DIRECTIVE :: Reproduce each of the lines below word for word, and omit the pictures from your answer.

[Annotated region listings]

============================================================

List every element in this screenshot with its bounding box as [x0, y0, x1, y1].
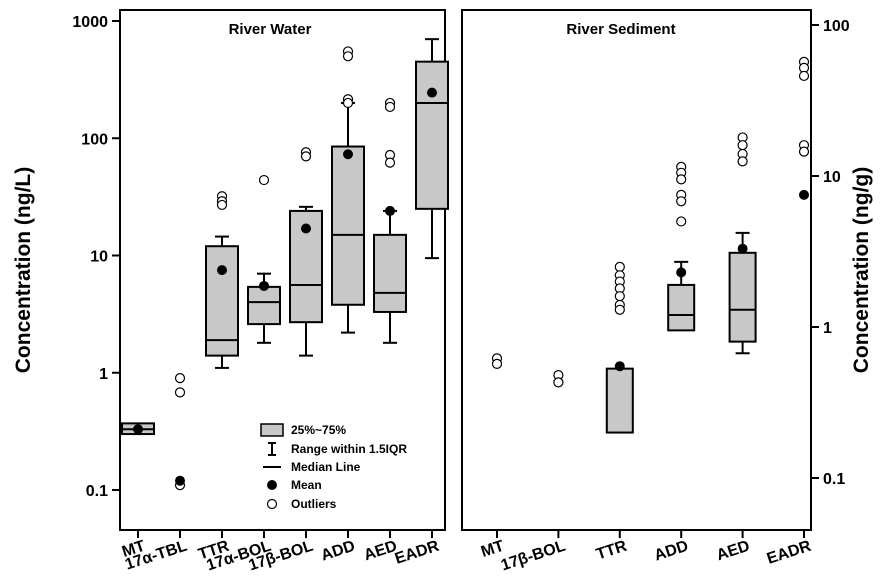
river-sediment-mean-point [737, 243, 748, 254]
legend-range-swatch [268, 442, 276, 456]
river-sediment-y-tick-label: 10 [823, 169, 841, 186]
river-water-box [247, 285, 281, 326]
river-water-box [331, 145, 365, 306]
river-sediment-box-group [667, 161, 696, 332]
river-water-box-group [415, 38, 449, 260]
legend-box-label: 25%~75% [291, 423, 346, 437]
river-sediment-box [667, 283, 696, 332]
river-sediment-outlier-point [614, 291, 625, 302]
river-water-y-tick-label: 10 [90, 249, 108, 266]
river-water-title: River Water [229, 21, 312, 38]
river-water-series [121, 38, 449, 491]
river-water-box-group [205, 191, 239, 369]
river-sediment-y-tick-label: 1 [823, 320, 832, 337]
river-sediment-outlier-point [614, 261, 625, 273]
river-water-box [415, 60, 449, 210]
river-sediment-outlier-point [737, 140, 748, 151]
river-water-y-tick-label: 100 [81, 131, 108, 148]
river-water-box-group [373, 97, 407, 344]
river-sediment-y-tick-label: 100 [823, 18, 850, 35]
river-sediment-panel: River Sediment Concentration (ng/g) 0.1 1… [461, 9, 873, 574]
river-water-box-group [174, 373, 186, 491]
river-sediment-series [491, 56, 810, 434]
river-water-y-tick-label: 1000 [72, 14, 108, 31]
legend-box-swatch [260, 423, 284, 437]
legend-range-label: Range within 1.5IQR [291, 442, 407, 456]
legend-outlier-swatch [266, 498, 278, 510]
river-sediment-mean-point [799, 189, 809, 200]
river-water-box-group [247, 174, 281, 344]
river-sediment-outlier-point [798, 70, 810, 82]
river-water-outlier-point [174, 373, 186, 384]
river-water-mean-point [427, 87, 437, 98]
river-sediment-box-group [491, 353, 503, 369]
river-water-plot-frame [119, 9, 446, 531]
river-sediment-box [605, 367, 634, 434]
river-sediment-title: River Sediment [566, 21, 675, 38]
legend: 25%~75% Range within 1.5IQR Median Line … [260, 423, 407, 511]
river-water-outlier-point [384, 157, 396, 168]
river-sediment-outlier-point [491, 358, 503, 369]
river-water-outlier-point [384, 101, 396, 113]
river-sediment-outlier-point [614, 304, 625, 315]
river-sediment-y-axis: 0.1 1 10 100 [811, 18, 850, 488]
river-water-mean-point [133, 424, 143, 435]
river-water-panel: River Water Concentration (ng/L) 0.1 1 10 1… [12, 9, 449, 574]
river-water-outlier-point [258, 174, 270, 186]
river-water-mean-point [385, 205, 395, 216]
river-sediment-outlier-point [553, 377, 564, 388]
legend-mean-swatch [267, 480, 277, 490]
river-sediment-plot-frame [461, 9, 812, 531]
river-water-mean-point [259, 280, 269, 291]
river-water-box [373, 233, 407, 313]
river-water-outlier-point [216, 199, 228, 211]
river-water-outlier-point [174, 387, 186, 398]
river-water-box-group [331, 46, 365, 334]
river-water-mean-point [301, 223, 311, 234]
legend-mean-label: Mean [291, 478, 322, 492]
river-water-mean-point [217, 265, 227, 276]
river-sediment-box-group [798, 56, 810, 200]
river-sediment-mean-point [614, 361, 625, 372]
river-water-outlier-point [300, 151, 312, 162]
river-water-y-axis-title: Concentration (ng/L) [12, 167, 35, 373]
river-sediment-y-axis-title: Concentration (ng/g) [850, 167, 873, 373]
river-sediment-box [728, 251, 757, 343]
river-water-box-group [121, 422, 155, 436]
river-water-mean-point [175, 475, 185, 486]
river-sediment-outlier-point [798, 146, 810, 157]
river-water-outlier-point [342, 97, 354, 109]
river-water-box [205, 245, 239, 357]
river-sediment-x-tick-label: MT [479, 538, 506, 561]
river-water-mean-point [343, 149, 353, 160]
river-water-outlier-point [342, 51, 354, 62]
river-water-x-tick-label: MT [120, 538, 147, 561]
river-sediment-box-group [728, 132, 757, 355]
river-sediment-outlier-point [676, 216, 687, 227]
river-water-box-group [289, 147, 323, 357]
legend-outliers-label: Outliers [291, 497, 337, 511]
river-sediment-outlier-point [676, 196, 687, 207]
legend-median-label: Median Line [291, 460, 361, 474]
river-sediment-box-group [553, 370, 564, 388]
river-water-y-tick-label: 1 [99, 366, 108, 383]
river-sediment-outlier-point [676, 174, 687, 185]
river-sediment-y-tick-label: 0.1 [823, 471, 845, 488]
river-water-y-axis: 0.1 1 10 100 1000 [72, 14, 120, 500]
river-water-y-tick-label: 0.1 [86, 483, 108, 500]
river-sediment-outlier-point [737, 156, 748, 167]
river-sediment-mean-point [676, 267, 687, 278]
river-sediment-box-group [605, 261, 634, 434]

============================================================

EXERCISE RESULT ::
List every element in this screenshot with its bounding box as [x0, y0, x1, y1].
river-sediment-mean-point [737, 243, 748, 254]
legend-range-swatch [268, 442, 276, 456]
river-sediment-y-tick-label: 10 [823, 169, 841, 186]
river-water-box [247, 285, 281, 326]
river-water-box [331, 145, 365, 306]
river-sediment-box-group [667, 161, 696, 332]
river-water-box-group [415, 38, 449, 260]
legend-box-label: 25%~75% [291, 423, 346, 437]
river-sediment-box [667, 283, 696, 332]
river-sediment-outlier-point [614, 291, 625, 302]
river-water-y-tick-label: 10 [90, 249, 108, 266]
river-water-title: River Water [229, 21, 312, 38]
river-water-series [121, 38, 449, 491]
river-water-box-group [205, 191, 239, 369]
river-sediment-y-tick-label: 1 [823, 320, 832, 337]
river-sediment-outlier-point [614, 261, 625, 273]
river-water-box [415, 60, 449, 210]
river-sediment-outlier-point [737, 140, 748, 151]
river-water-y-tick-label: 100 [81, 131, 108, 148]
river-water-box-group [373, 97, 407, 344]
river-sediment-y-tick-label: 100 [823, 18, 850, 35]
river-sediment-panel: River Sediment Concentration (ng/g) 0.1 1… [461, 9, 873, 574]
river-water-box-group [174, 373, 186, 491]
river-sediment-series [491, 56, 810, 434]
river-water-y-tick-label: 1000 [72, 14, 108, 31]
legend-box-swatch [260, 423, 284, 437]
legend-range-label: Range within 1.5IQR [291, 442, 407, 456]
legend-outlier-swatch [266, 498, 278, 510]
river-sediment-mean-point [799, 189, 809, 200]
river-water-box-group [247, 174, 281, 344]
river-sediment-outlier-point [798, 70, 810, 82]
river-water-outlier-point [174, 373, 186, 384]
river-water-mean-point [427, 87, 437, 98]
river-sediment-box-group [491, 353, 503, 369]
river-water-plot-frame [119, 9, 446, 531]
river-sediment-box [605, 367, 634, 434]
river-sediment-title: River Sediment [566, 21, 675, 38]
legend: 25%~75% Range within 1.5IQR Median Line … [260, 423, 407, 511]
river-water-outlier-point [384, 157, 396, 168]
river-sediment-outlier-point [491, 358, 503, 369]
river-water-outlier-point [384, 101, 396, 113]
river-sediment-outlier-point [614, 304, 625, 315]
river-sediment-y-axis: 0.1 1 10 100 [811, 18, 850, 488]
river-water-mean-point [133, 424, 143, 435]
river-water-panel: River Water Concentration (ng/L) 0.1 1 10 1… [12, 9, 449, 574]
river-water-outlier-point [258, 174, 270, 186]
river-water-mean-point [385, 205, 395, 216]
river-sediment-outlier-point [553, 377, 564, 388]
legend-mean-swatch [267, 480, 277, 490]
river-sediment-plot-frame [461, 9, 812, 531]
river-water-mean-point [259, 280, 269, 291]
river-water-box [373, 233, 407, 313]
river-water-outlier-point [216, 199, 228, 211]
river-water-outlier-point [174, 387, 186, 398]
river-water-box-group [331, 46, 365, 334]
river-water-mean-point [301, 223, 311, 234]
legend-mean-label: Mean [291, 478, 322, 492]
river-water-mean-point [217, 265, 227, 276]
river-sediment-box-group [798, 56, 810, 200]
river-sediment-mean-point [614, 361, 625, 372]
river-water-outlier-point [300, 151, 312, 162]
river-water-y-axis-title: Concentration (ng/L) [12, 167, 35, 373]
river-sediment-y-axis-title: Concentration (ng/g) [850, 167, 873, 373]
river-sediment-box [728, 251, 757, 343]
river-water-box-group [121, 422, 155, 436]
river-water-mean-point [175, 475, 185, 486]
river-sediment-outlier-point [798, 146, 810, 157]
river-water-outlier-point [342, 97, 354, 109]
river-water-box [205, 245, 239, 357]
river-sediment-x-tick-label: MT [479, 538, 506, 561]
river-water-mean-point [343, 149, 353, 160]
river-water-outlier-point [342, 51, 354, 62]
river-water-x-tick-label: MT [120, 538, 147, 561]
river-sediment-box-group [728, 132, 757, 355]
river-sediment-outlier-point [676, 216, 687, 227]
river-water-box-group [289, 147, 323, 357]
legend-outliers-label: Outliers [291, 497, 337, 511]
river-sediment-outlier-point [676, 196, 687, 207]
legend-median-label: Median Line [291, 460, 361, 474]
river-sediment-box-group [553, 370, 564, 388]
river-water-y-tick-label: 1 [99, 366, 108, 383]
river-sediment-outlier-point [676, 174, 687, 185]
river-sediment-y-tick-label: 0.1 [823, 471, 845, 488]
river-water-y-axis: 0.1 1 10 100 1000 [72, 14, 120, 500]
river-water-y-tick-label: 0.1 [86, 483, 108, 500]
river-sediment-outlier-point [737, 156, 748, 167]
river-sediment-mean-point [676, 267, 687, 278]
river-sediment-box-group [605, 261, 634, 434]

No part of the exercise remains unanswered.